• [Stated problem] State the number of lines, and only that number, in which the word "JSON" appears.

= = = = =

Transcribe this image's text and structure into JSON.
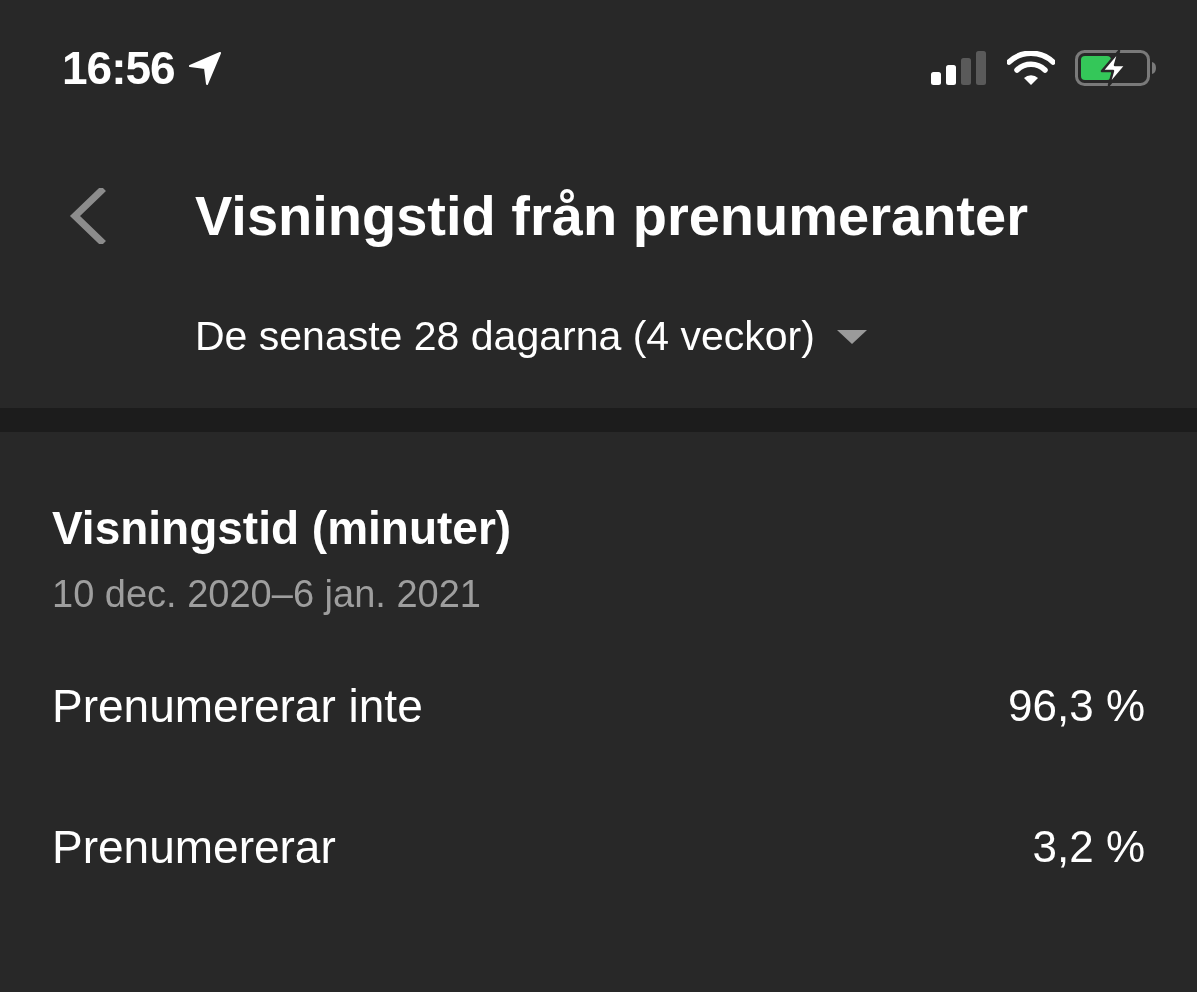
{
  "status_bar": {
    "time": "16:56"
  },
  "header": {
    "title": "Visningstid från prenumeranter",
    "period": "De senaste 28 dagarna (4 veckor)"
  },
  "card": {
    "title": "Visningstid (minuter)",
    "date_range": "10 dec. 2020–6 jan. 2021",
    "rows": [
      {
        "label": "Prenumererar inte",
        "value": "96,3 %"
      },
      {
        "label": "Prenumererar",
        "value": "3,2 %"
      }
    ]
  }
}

= = = = =

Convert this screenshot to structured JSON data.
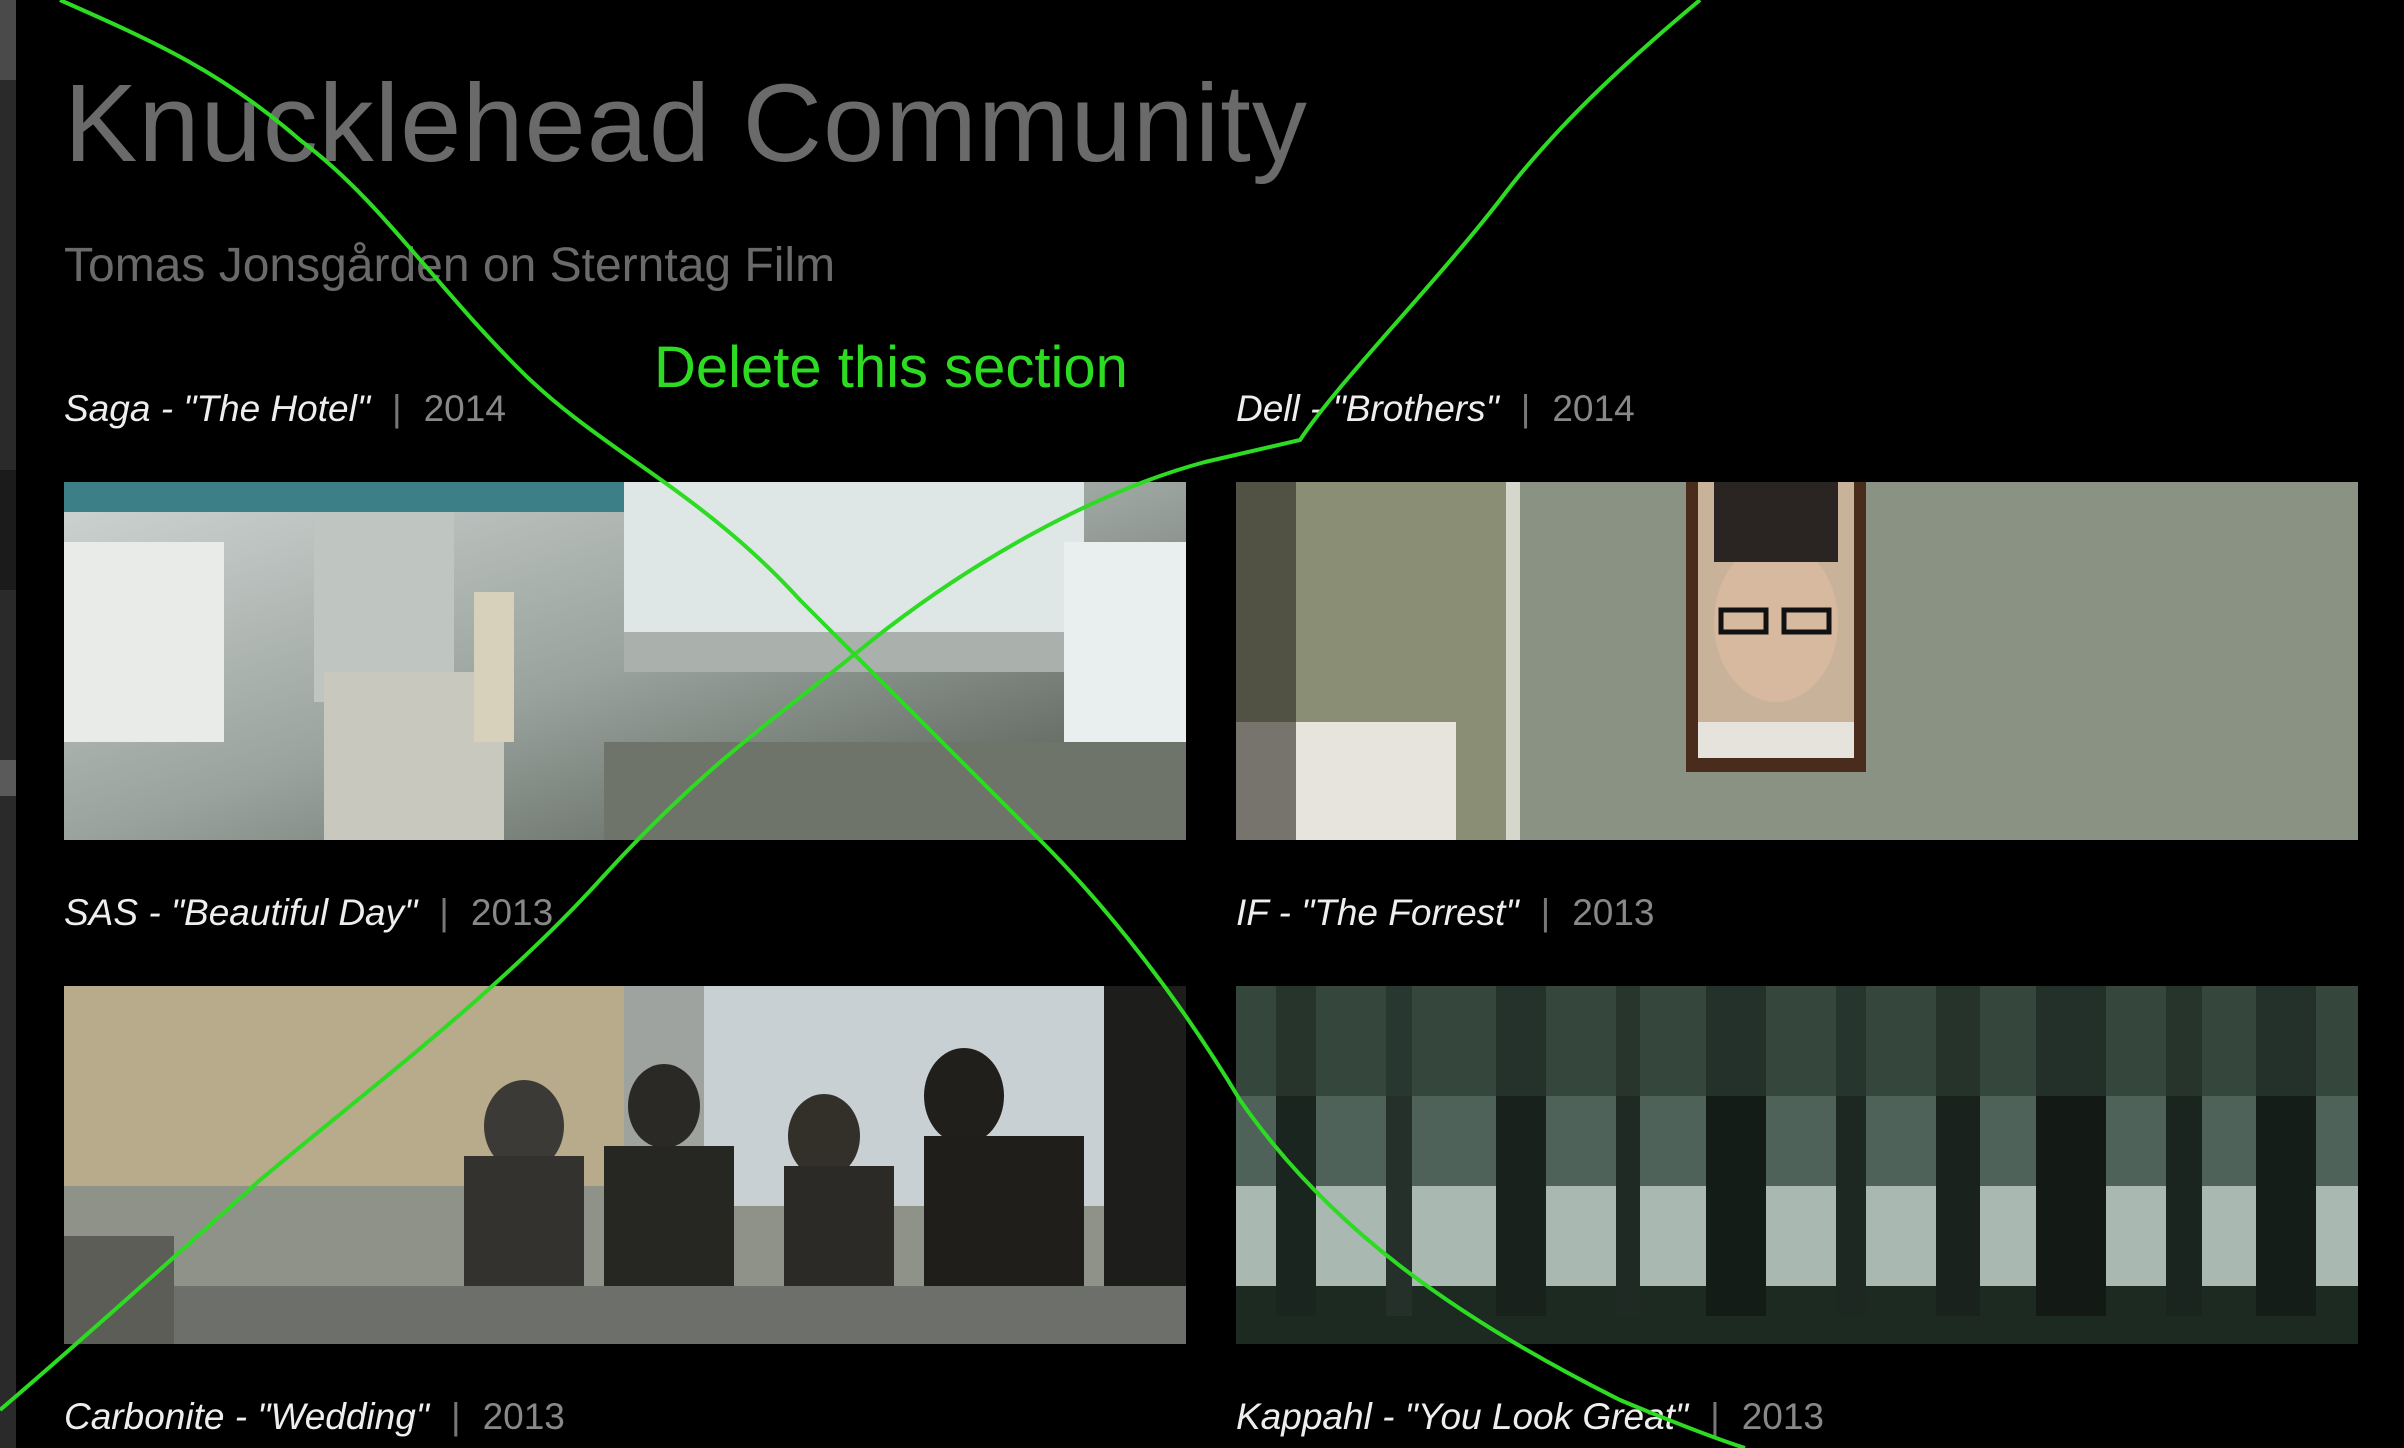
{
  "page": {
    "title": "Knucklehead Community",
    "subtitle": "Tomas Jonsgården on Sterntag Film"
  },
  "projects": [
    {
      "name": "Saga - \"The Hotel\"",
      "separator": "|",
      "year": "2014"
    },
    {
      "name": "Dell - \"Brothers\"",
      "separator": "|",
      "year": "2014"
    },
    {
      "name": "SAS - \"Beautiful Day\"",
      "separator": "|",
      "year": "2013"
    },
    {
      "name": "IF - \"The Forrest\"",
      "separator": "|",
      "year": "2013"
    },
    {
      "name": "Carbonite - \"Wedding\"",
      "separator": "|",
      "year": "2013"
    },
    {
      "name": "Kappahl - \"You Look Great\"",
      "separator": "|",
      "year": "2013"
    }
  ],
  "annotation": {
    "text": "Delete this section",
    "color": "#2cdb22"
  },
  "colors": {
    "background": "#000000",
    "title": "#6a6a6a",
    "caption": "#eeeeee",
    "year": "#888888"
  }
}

= = = = =

• [Correct response] 2